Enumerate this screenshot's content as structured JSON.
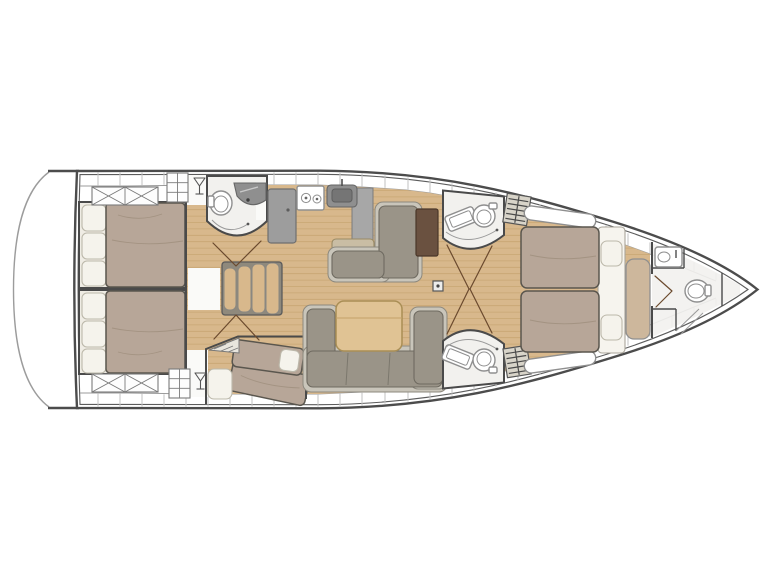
{
  "meta": {
    "type": "floor-plan-diagram",
    "subject": "sailing-yacht-interior-layout",
    "orientation": "bow-right-stern-left",
    "visible_text": "",
    "background": "#ffffff"
  },
  "colors": {
    "hull_line": "#4c4c4c",
    "hull_inner_line": "#5c5c5c",
    "transom_line": "#9c9c9c",
    "deck_line": "#9b9b9b",
    "deck_tick": "#c2c2c2",
    "floor_wood": "#d8b88c",
    "plank_line": "#c6a46f",
    "wall": "#4a4a4a",
    "bath_floor": "#f2f1ee",
    "fixture": "#ffffff",
    "fixture_border": "#8f8f8f",
    "bed": "#b7a698",
    "bed_border": "#5a564e",
    "bed_crease": "#a08f7e",
    "pillow": "#f5f3ec",
    "pillow_border": "#bcb8aa",
    "sofa": "#9a9488",
    "sofa_base": "#c9c5ba",
    "sofa_border": "#6e6a60",
    "table_wood": "#e0c394",
    "table_border": "#a98e55",
    "chart_table": "#6a5140",
    "counter": "#a7a7a7",
    "counter_border": "#7b7b7b",
    "appliance": "#9d9d9d",
    "sink": "#8f8f8f",
    "sink_basin": "#757575",
    "bench": "#cdb79c",
    "door_arc": "#6b4a2e",
    "shower_arc": "#9a9a9a",
    "hatch_bg": "#fdfdfd",
    "hatch_border": "#7a7a7a",
    "grate_line": "#4a4a4a",
    "grate_bg": "#d8d4c9",
    "white_patch": "#fafaf8"
  },
  "rooms": {
    "transom": {
      "name": "Transom / swim platform outline"
    },
    "aft_cabin_port": {
      "name": "Aft double cabin (top/port)"
    },
    "aft_cabin_starboard": {
      "name": "Aft double cabin (bottom/starboard)"
    },
    "aft_head": {
      "name": "Aft head with toilet and vanity"
    },
    "companionway": {
      "name": "Companionway stairs"
    },
    "galley": {
      "name": "Galley with stove, sink and refrigerator"
    },
    "nav_station": {
      "name": "Settee with chart table"
    },
    "salon": {
      "name": "Salon with U-shaped sofa and table"
    },
    "bunk_cabin": {
      "name": "Twin berth cabin (bottom amidships)"
    },
    "head_top": {
      "name": "En-suite head with shower seat and toilet (top)"
    },
    "head_bottom": {
      "name": "En-suite head with shower seat and toilet (bottom)"
    },
    "owner_cabin": {
      "name": "Forward owner's cabin with island double bed"
    },
    "bow_head": {
      "name": "Bow head with sink, toilet and shower"
    }
  },
  "features": {
    "stove_burners": 2,
    "companionway_treads": 4,
    "aft_cabin_pillows_each": 3,
    "owner_cabin_pillows": 2,
    "deck_hatches_x_per_aft_cabin": 2,
    "toilets_visible": 4,
    "shower_seats_visible": 2,
    "double_beds": 3,
    "single_berths": 2
  }
}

··········

◆ **DIRECTIVE**: Do not include the images; transcribe the rest of the listing exactly.

◆ **SOLUTION**:
Enumerate this screenshot's content as structured JSON.
{
  "meta": {
    "type": "floor-plan-diagram",
    "subject": "sailing-yacht-interior-layout",
    "orientation": "bow-right-stern-left",
    "visible_text": "",
    "background": "#ffffff"
  },
  "colors": {
    "hull_line": "#4c4c4c",
    "hull_inner_line": "#5c5c5c",
    "transom_line": "#9c9c9c",
    "deck_line": "#9b9b9b",
    "deck_tick": "#c2c2c2",
    "floor_wood": "#d8b88c",
    "plank_line": "#c6a46f",
    "wall": "#4a4a4a",
    "bath_floor": "#f2f1ee",
    "fixture": "#ffffff",
    "fixture_border": "#8f8f8f",
    "bed": "#b7a698",
    "bed_border": "#5a564e",
    "bed_crease": "#a08f7e",
    "pillow": "#f5f3ec",
    "pillow_border": "#bcb8aa",
    "sofa": "#9a9488",
    "sofa_base": "#c9c5ba",
    "sofa_border": "#6e6a60",
    "table_wood": "#e0c394",
    "table_border": "#a98e55",
    "chart_table": "#6a5140",
    "counter": "#a7a7a7",
    "counter_border": "#7b7b7b",
    "appliance": "#9d9d9d",
    "sink": "#8f8f8f",
    "sink_basin": "#757575",
    "bench": "#cdb79c",
    "door_arc": "#6b4a2e",
    "shower_arc": "#9a9a9a",
    "hatch_bg": "#fdfdfd",
    "hatch_border": "#7a7a7a",
    "grate_line": "#4a4a4a",
    "grate_bg": "#d8d4c9",
    "white_patch": "#fafaf8"
  },
  "rooms": {
    "transom": {
      "name": "Transom / swim platform outline"
    },
    "aft_cabin_port": {
      "name": "Aft double cabin (top/port)"
    },
    "aft_cabin_starboard": {
      "name": "Aft double cabin (bottom/starboard)"
    },
    "aft_head": {
      "name": "Aft head with toilet and vanity"
    },
    "companionway": {
      "name": "Companionway stairs"
    },
    "galley": {
      "name": "Galley with stove, sink and refrigerator"
    },
    "nav_station": {
      "name": "Settee with chart table"
    },
    "salon": {
      "name": "Salon with U-shaped sofa and table"
    },
    "bunk_cabin": {
      "name": "Twin berth cabin (bottom amidships)"
    },
    "head_top": {
      "name": "En-suite head with shower seat and toilet (top)"
    },
    "head_bottom": {
      "name": "En-suite head with shower seat and toilet (bottom)"
    },
    "owner_cabin": {
      "name": "Forward owner's cabin with island double bed"
    },
    "bow_head": {
      "name": "Bow head with sink, toilet and shower"
    }
  },
  "features": {
    "stove_burners": 2,
    "companionway_treads": 4,
    "aft_cabin_pillows_each": 3,
    "owner_cabin_pillows": 2,
    "deck_hatches_x_per_aft_cabin": 2,
    "toilets_visible": 4,
    "shower_seats_visible": 2,
    "double_beds": 3,
    "single_berths": 2
  }
}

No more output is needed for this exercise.